Records contained in a dataset:
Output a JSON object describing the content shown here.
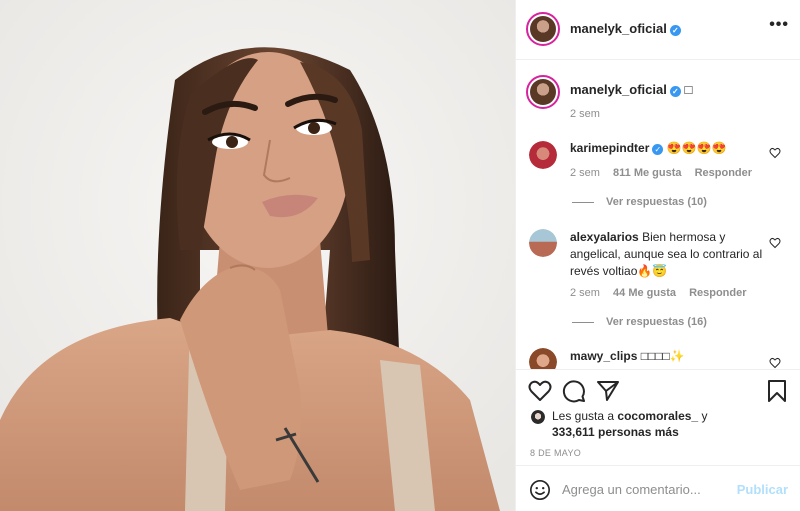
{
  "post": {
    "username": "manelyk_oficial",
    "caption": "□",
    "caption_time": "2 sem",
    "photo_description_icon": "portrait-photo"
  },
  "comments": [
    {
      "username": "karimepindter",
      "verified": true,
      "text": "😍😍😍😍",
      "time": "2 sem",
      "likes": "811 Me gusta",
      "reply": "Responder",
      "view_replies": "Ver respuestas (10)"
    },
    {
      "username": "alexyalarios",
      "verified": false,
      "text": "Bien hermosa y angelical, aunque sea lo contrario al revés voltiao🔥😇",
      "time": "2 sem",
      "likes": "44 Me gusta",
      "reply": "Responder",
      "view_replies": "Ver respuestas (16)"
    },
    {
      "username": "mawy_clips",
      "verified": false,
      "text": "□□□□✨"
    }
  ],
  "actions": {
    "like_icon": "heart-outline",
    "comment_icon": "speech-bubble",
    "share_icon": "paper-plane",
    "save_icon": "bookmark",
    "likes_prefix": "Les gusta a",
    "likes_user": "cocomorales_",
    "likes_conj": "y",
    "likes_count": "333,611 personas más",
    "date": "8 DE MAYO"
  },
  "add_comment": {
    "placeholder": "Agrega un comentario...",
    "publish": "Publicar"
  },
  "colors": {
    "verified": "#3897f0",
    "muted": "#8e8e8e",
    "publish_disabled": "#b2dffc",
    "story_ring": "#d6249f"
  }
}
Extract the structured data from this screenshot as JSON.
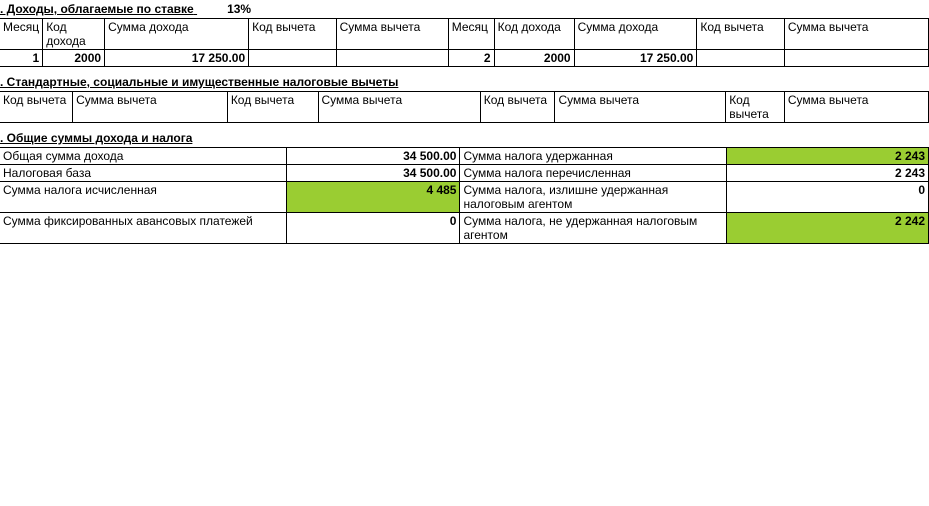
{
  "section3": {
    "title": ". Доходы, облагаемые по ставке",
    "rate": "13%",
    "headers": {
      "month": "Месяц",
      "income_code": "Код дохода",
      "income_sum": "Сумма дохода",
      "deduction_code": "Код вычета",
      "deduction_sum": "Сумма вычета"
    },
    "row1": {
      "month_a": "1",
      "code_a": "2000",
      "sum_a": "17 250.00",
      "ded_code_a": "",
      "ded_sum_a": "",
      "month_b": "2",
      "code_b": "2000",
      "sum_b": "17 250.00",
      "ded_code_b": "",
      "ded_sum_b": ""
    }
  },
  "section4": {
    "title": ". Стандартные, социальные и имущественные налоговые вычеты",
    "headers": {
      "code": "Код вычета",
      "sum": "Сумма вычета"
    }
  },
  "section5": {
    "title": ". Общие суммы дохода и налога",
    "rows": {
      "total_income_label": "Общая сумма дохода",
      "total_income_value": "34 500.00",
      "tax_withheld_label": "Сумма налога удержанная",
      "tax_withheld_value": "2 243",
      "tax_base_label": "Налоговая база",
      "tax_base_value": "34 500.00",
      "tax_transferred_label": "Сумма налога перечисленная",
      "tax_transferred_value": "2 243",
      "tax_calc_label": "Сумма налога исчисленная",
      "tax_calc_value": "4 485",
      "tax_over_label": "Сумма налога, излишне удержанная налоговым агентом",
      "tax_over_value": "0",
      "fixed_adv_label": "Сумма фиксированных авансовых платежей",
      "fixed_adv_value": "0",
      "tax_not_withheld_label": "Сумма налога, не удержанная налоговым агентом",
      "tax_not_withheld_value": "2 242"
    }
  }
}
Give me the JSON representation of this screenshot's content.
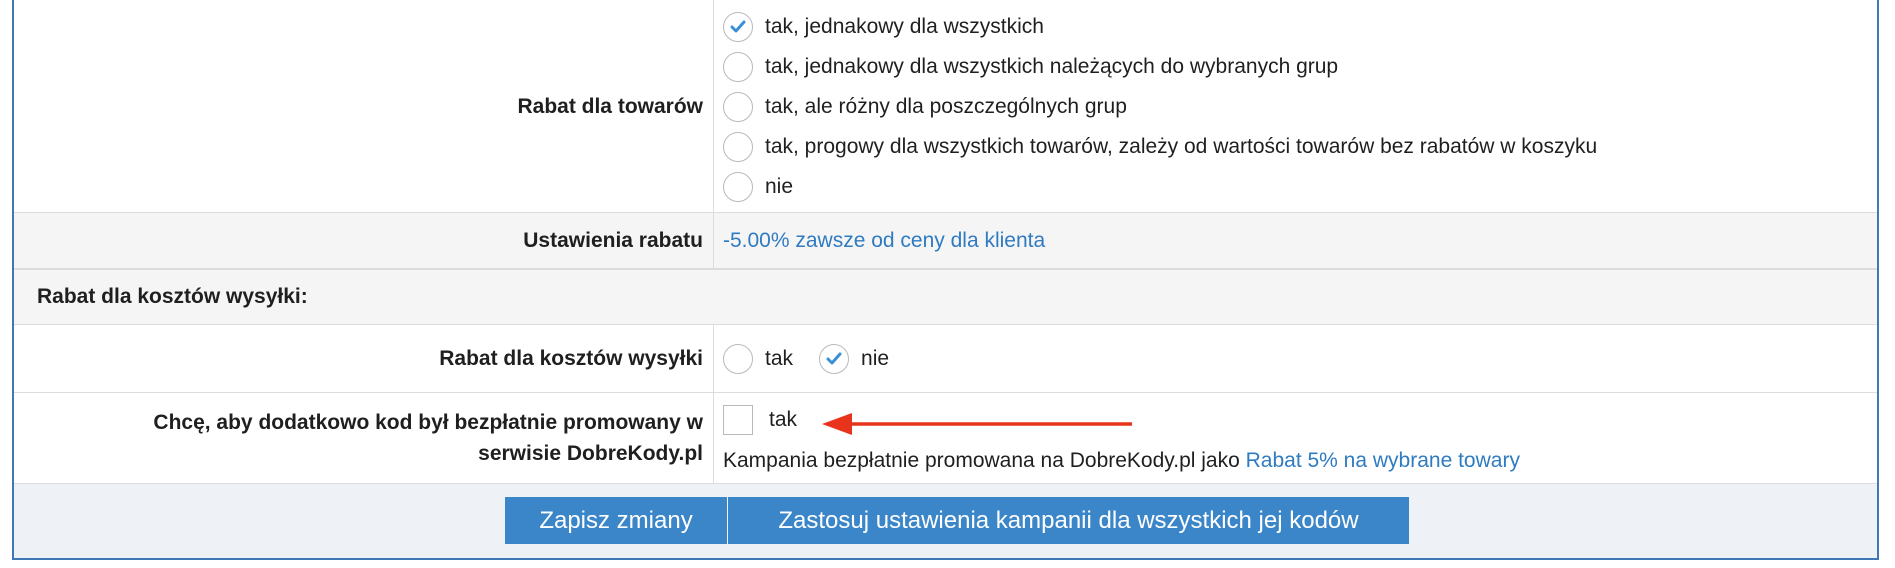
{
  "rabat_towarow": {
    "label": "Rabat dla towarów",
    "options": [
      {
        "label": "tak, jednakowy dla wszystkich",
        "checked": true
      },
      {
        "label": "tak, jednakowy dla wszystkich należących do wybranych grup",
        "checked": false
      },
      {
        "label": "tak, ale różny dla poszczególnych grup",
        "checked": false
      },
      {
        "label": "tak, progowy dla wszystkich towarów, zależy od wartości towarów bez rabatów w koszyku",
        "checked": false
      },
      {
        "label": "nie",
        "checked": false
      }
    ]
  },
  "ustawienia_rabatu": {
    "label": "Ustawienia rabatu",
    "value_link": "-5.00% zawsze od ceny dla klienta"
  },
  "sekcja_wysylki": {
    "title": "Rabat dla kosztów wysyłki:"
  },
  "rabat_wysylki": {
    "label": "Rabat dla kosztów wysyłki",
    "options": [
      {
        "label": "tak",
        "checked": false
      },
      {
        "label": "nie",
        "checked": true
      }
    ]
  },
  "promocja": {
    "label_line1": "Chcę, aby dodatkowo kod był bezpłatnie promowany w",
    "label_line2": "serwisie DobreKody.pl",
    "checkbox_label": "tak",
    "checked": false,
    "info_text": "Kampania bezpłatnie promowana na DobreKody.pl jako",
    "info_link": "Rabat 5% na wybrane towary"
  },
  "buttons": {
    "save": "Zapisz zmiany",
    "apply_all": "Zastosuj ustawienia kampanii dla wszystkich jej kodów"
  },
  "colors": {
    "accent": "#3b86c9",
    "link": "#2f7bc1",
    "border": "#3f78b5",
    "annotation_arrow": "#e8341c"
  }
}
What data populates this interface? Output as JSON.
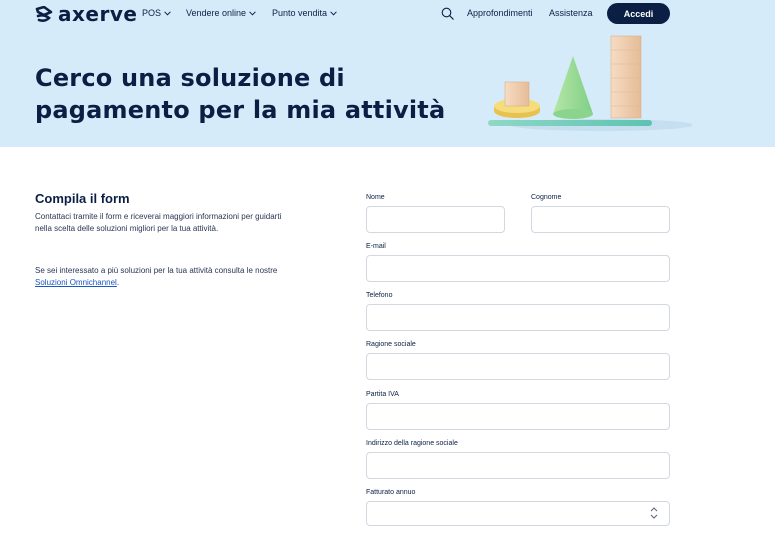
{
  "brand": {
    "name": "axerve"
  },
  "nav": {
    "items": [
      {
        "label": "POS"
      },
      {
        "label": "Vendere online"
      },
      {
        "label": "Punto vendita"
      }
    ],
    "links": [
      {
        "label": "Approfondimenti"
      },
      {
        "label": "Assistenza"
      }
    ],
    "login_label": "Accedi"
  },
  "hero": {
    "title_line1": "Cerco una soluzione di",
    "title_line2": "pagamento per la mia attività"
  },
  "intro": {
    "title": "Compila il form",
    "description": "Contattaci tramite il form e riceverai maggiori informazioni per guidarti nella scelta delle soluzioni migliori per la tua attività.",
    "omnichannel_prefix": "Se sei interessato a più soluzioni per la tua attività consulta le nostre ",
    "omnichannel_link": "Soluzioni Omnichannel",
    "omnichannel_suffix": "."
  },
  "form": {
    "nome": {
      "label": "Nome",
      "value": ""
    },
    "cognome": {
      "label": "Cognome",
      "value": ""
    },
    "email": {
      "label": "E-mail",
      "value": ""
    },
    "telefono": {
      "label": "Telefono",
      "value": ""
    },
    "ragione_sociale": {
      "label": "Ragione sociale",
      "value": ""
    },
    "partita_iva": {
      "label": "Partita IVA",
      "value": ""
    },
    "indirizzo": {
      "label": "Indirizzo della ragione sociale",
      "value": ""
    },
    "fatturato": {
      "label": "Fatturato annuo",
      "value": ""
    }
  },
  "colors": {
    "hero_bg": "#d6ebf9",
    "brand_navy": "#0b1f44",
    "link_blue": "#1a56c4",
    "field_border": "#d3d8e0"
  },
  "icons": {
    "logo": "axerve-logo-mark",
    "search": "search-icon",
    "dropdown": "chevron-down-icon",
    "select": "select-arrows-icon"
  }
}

STATED PROBLEM:
Output every entry verbatim. Pictures do not belong in the copy.

EXERCISE RESPONSE:
Output a JSON object describing the content shown here.
{
  "post": {
    "username": "manelyk_oficial",
    "caption": "□",
    "caption_time": "2 sem",
    "photo_description_icon": "portrait-photo"
  },
  "comments": [
    {
      "username": "karimepindter",
      "verified": true,
      "text": "😍😍😍😍",
      "time": "2 sem",
      "likes": "811 Me gusta",
      "reply": "Responder",
      "view_replies": "Ver respuestas (10)"
    },
    {
      "username": "alexyalarios",
      "verified": false,
      "text": "Bien hermosa y angelical, aunque sea lo contrario al revés voltiao🔥😇",
      "time": "2 sem",
      "likes": "44 Me gusta",
      "reply": "Responder",
      "view_replies": "Ver respuestas (16)"
    },
    {
      "username": "mawy_clips",
      "verified": false,
      "text": "□□□□✨"
    }
  ],
  "actions": {
    "like_icon": "heart-outline",
    "comment_icon": "speech-bubble",
    "share_icon": "paper-plane",
    "save_icon": "bookmark",
    "likes_prefix": "Les gusta a",
    "likes_user": "cocomorales_",
    "likes_conj": "y",
    "likes_count": "333,611 personas más",
    "date": "8 DE MAYO"
  },
  "add_comment": {
    "placeholder": "Agrega un comentario...",
    "publish": "Publicar"
  },
  "colors": {
    "verified": "#3897f0",
    "muted": "#8e8e8e",
    "publish_disabled": "#b2dffc",
    "story_ring": "#d6249f"
  }
}
Extract the structured data from this screenshot as JSON.
{
  "section3": {
    "title": ". Доходы, облагаемые по ставке",
    "rate": "13%",
    "headers": {
      "month": "Месяц",
      "income_code": "Код дохода",
      "income_sum": "Сумма дохода",
      "deduction_code": "Код вычета",
      "deduction_sum": "Сумма вычета"
    },
    "row1": {
      "month_a": "1",
      "code_a": "2000",
      "sum_a": "17 250.00",
      "ded_code_a": "",
      "ded_sum_a": "",
      "month_b": "2",
      "code_b": "2000",
      "sum_b": "17 250.00",
      "ded_code_b": "",
      "ded_sum_b": ""
    }
  },
  "section4": {
    "title": ". Стандартные, социальные и имущественные налоговые вычеты",
    "headers": {
      "code": "Код вычета",
      "sum": "Сумма вычета"
    }
  },
  "section5": {
    "title": ". Общие суммы дохода и налога",
    "rows": {
      "total_income_label": "Общая сумма дохода",
      "total_income_value": "34 500.00",
      "tax_withheld_label": "Сумма налога удержанная",
      "tax_withheld_value": "2 243",
      "tax_base_label": "Налоговая база",
      "tax_base_value": "34 500.00",
      "tax_transferred_label": "Сумма налога перечисленная",
      "tax_transferred_value": "2 243",
      "tax_calc_label": "Сумма налога исчисленная",
      "tax_calc_value": "4 485",
      "tax_over_label": "Сумма налога, излишне удержанная налоговым агентом",
      "tax_over_value": "0",
      "fixed_adv_label": "Сумма фиксированных авансовых платежей",
      "fixed_adv_value": "0",
      "tax_not_withheld_label": "Сумма налога, не удержанная налоговым агентом",
      "tax_not_withheld_value": "2 242"
    }
  }
}
Give me the JSON representation of this screenshot's content.
{
  "rabat_towarow": {
    "label": "Rabat dla towarów",
    "options": [
      {
        "label": "tak, jednakowy dla wszystkich",
        "checked": true
      },
      {
        "label": "tak, jednakowy dla wszystkich należących do wybranych grup",
        "checked": false
      },
      {
        "label": "tak, ale różny dla poszczególnych grup",
        "checked": false
      },
      {
        "label": "tak, progowy dla wszystkich towarów, zależy od wartości towarów bez rabatów w koszyku",
        "checked": false
      },
      {
        "label": "nie",
        "checked": false
      }
    ]
  },
  "ustawienia_rabatu": {
    "label": "Ustawienia rabatu",
    "value_link": "-5.00% zawsze od ceny dla klienta"
  },
  "sekcja_wysylki": {
    "title": "Rabat dla kosztów wysyłki:"
  },
  "rabat_wysylki": {
    "label": "Rabat dla kosztów wysyłki",
    "options": [
      {
        "label": "tak",
        "checked": false
      },
      {
        "label": "nie",
        "checked": true
      }
    ]
  },
  "promocja": {
    "label_line1": "Chcę, aby dodatkowo kod był bezpłatnie promowany w",
    "label_line2": "serwisie DobreKody.pl",
    "checkbox_label": "tak",
    "checked": false,
    "info_text": "Kampania bezpłatnie promowana na DobreKody.pl jako",
    "info_link": "Rabat 5% na wybrane towary"
  },
  "buttons": {
    "save": "Zapisz zmiany",
    "apply_all": "Zastosuj ustawienia kampanii dla wszystkich jej kodów"
  },
  "colors": {
    "accent": "#3b86c9",
    "link": "#2f7bc1",
    "border": "#3f78b5",
    "annotation_arrow": "#e8341c"
  }
}
What data populates this interface? Output as JSON.
{
  "brand": {
    "name": "axerve"
  },
  "nav": {
    "items": [
      {
        "label": "POS"
      },
      {
        "label": "Vendere online"
      },
      {
        "label": "Punto vendita"
      }
    ],
    "links": [
      {
        "label": "Approfondimenti"
      },
      {
        "label": "Assistenza"
      }
    ],
    "login_label": "Accedi"
  },
  "hero": {
    "title_line1": "Cerco una soluzione di",
    "title_line2": "pagamento per la mia attività"
  },
  "intro": {
    "title": "Compila il form",
    "description": "Contattaci tramite il form e riceverai maggiori informazioni per guidarti nella scelta delle soluzioni migliori per la tua attività.",
    "omnichannel_prefix": "Se sei interessato a più soluzioni per la tua attività consulta le nostre ",
    "omnichannel_link": "Soluzioni Omnichannel",
    "omnichannel_suffix": "."
  },
  "form": {
    "nome": {
      "label": "Nome",
      "value": ""
    },
    "cognome": {
      "label": "Cognome",
      "value": ""
    },
    "email": {
      "label": "E-mail",
      "value": ""
    },
    "telefono": {
      "label": "Telefono",
      "value": ""
    },
    "ragione_sociale": {
      "label": "Ragione sociale",
      "value": ""
    },
    "partita_iva": {
      "label": "Partita IVA",
      "value": ""
    },
    "indirizzo": {
      "label": "Indirizzo della ragione sociale",
      "value": ""
    },
    "fatturato": {
      "label": "Fatturato annuo",
      "value": ""
    }
  },
  "colors": {
    "hero_bg": "#d6ebf9",
    "brand_navy": "#0b1f44",
    "link_blue": "#1a56c4",
    "field_border": "#d3d8e0"
  },
  "icons": {
    "logo": "axerve-logo-mark",
    "search": "search-icon",
    "dropdown": "chevron-down-icon",
    "select": "select-arrows-icon"
  }
}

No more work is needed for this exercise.